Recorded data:

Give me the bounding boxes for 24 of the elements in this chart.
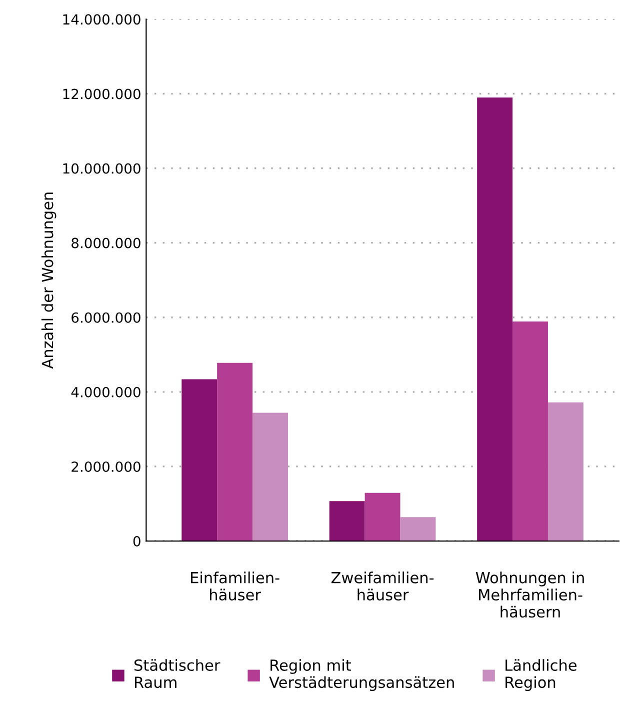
bar: [182, 379, 218, 542]
y-axis-title: Anzahl der Wohnungen: [41, 192, 56, 369]
y-tick-label: 10.000.000: [63, 163, 140, 174]
bar: [252, 412, 288, 542]
legend-label: Städtischer Raum: [134, 659, 220, 688]
bar: [512, 321, 548, 542]
bar: [217, 362, 253, 542]
y-tick-label: 8.000.000: [72, 238, 140, 248]
bar: [477, 97, 513, 542]
bar: [364, 492, 400, 542]
x-tick-label: Einfamilien- häuser: [191, 572, 280, 601]
y-tick-label: 6.000.000: [72, 312, 140, 323]
legend-label: Ländliche Region: [506, 659, 576, 692]
x-tick-label: Wohnungen in Mehrfamilien- häusern: [476, 572, 584, 618]
x-tick-label: Zweifamilien- häuser: [331, 572, 434, 601]
y-tick-label: 4.000.000: [71, 386, 140, 398]
bar: [548, 402, 584, 542]
bar: [400, 517, 436, 542]
y-tick-label: 2.000.000: [72, 461, 140, 472]
legend-label: Region mit Verstädterungsansätzen: [269, 659, 454, 692]
bar: [329, 501, 365, 542]
y-tick-label: 12.000.000: [63, 88, 140, 100]
y-tick-label: 0: [133, 536, 140, 546]
y-tick-label: 14.000.000: [63, 14, 140, 25]
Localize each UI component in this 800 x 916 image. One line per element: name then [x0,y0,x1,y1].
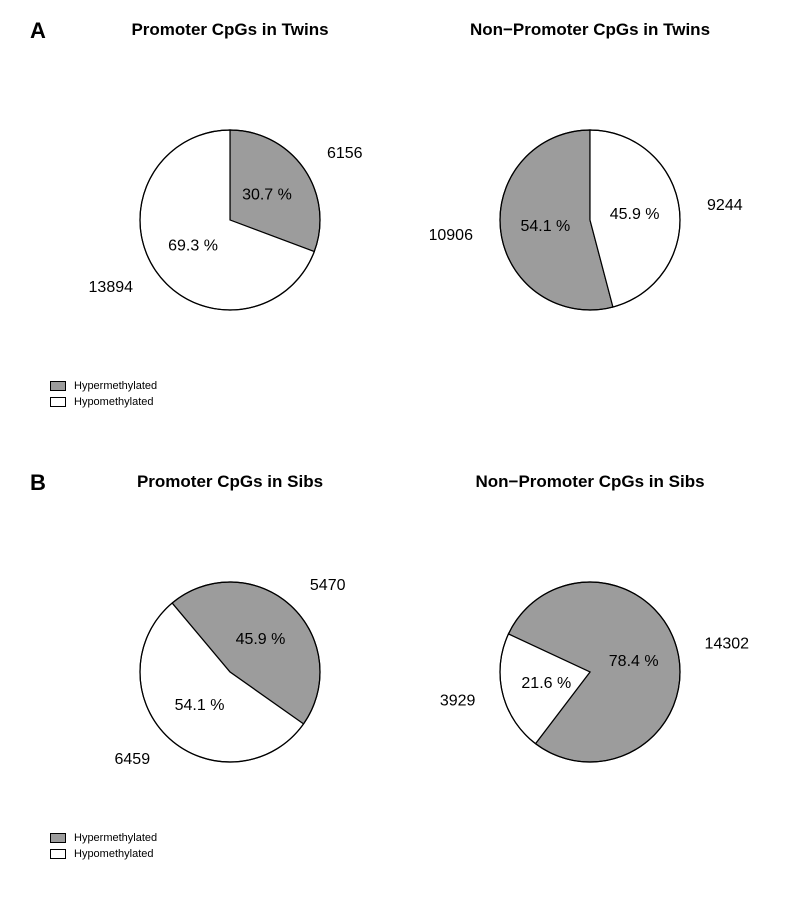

DIRECTIONS: Copy all of the recorded data above verbatim, leaving out the pictures.

COMPLETE ANSWER:
Give me the bounding boxes for 24 of the elements in this chart.
bar: [182, 379, 218, 542]
y-axis-title: Anzahl der Wohnungen: [41, 192, 56, 369]
y-tick-label: 10.000.000: [63, 163, 140, 174]
bar: [252, 412, 288, 542]
legend-label: Städtischer Raum: [134, 659, 220, 688]
bar: [512, 321, 548, 542]
bar: [217, 362, 253, 542]
y-tick-label: 8.000.000: [72, 238, 140, 248]
bar: [477, 97, 513, 542]
bar: [364, 492, 400, 542]
x-tick-label: Einfamilien- häuser: [191, 572, 280, 601]
y-tick-label: 6.000.000: [72, 312, 140, 323]
legend-label: Ländliche Region: [506, 659, 576, 692]
x-tick-label: Wohnungen in Mehrfamilien- häusern: [476, 572, 584, 618]
x-tick-label: Zweifamilien- häuser: [331, 572, 434, 601]
y-tick-label: 4.000.000: [71, 386, 140, 398]
bar: [548, 402, 584, 542]
bar: [400, 517, 436, 542]
y-tick-label: 2.000.000: [72, 461, 140, 472]
legend-label: Region mit Verstädterungsansätzen: [269, 659, 454, 692]
bar: [329, 501, 365, 542]
y-tick-label: 12.000.000: [63, 88, 140, 100]
y-tick-label: 0: [133, 536, 140, 546]
y-tick-label: 14.000.000: [63, 14, 140, 25]
Localize each UI component in this 800 x 916 image. One line per element: name then [x0,y0,x1,y1].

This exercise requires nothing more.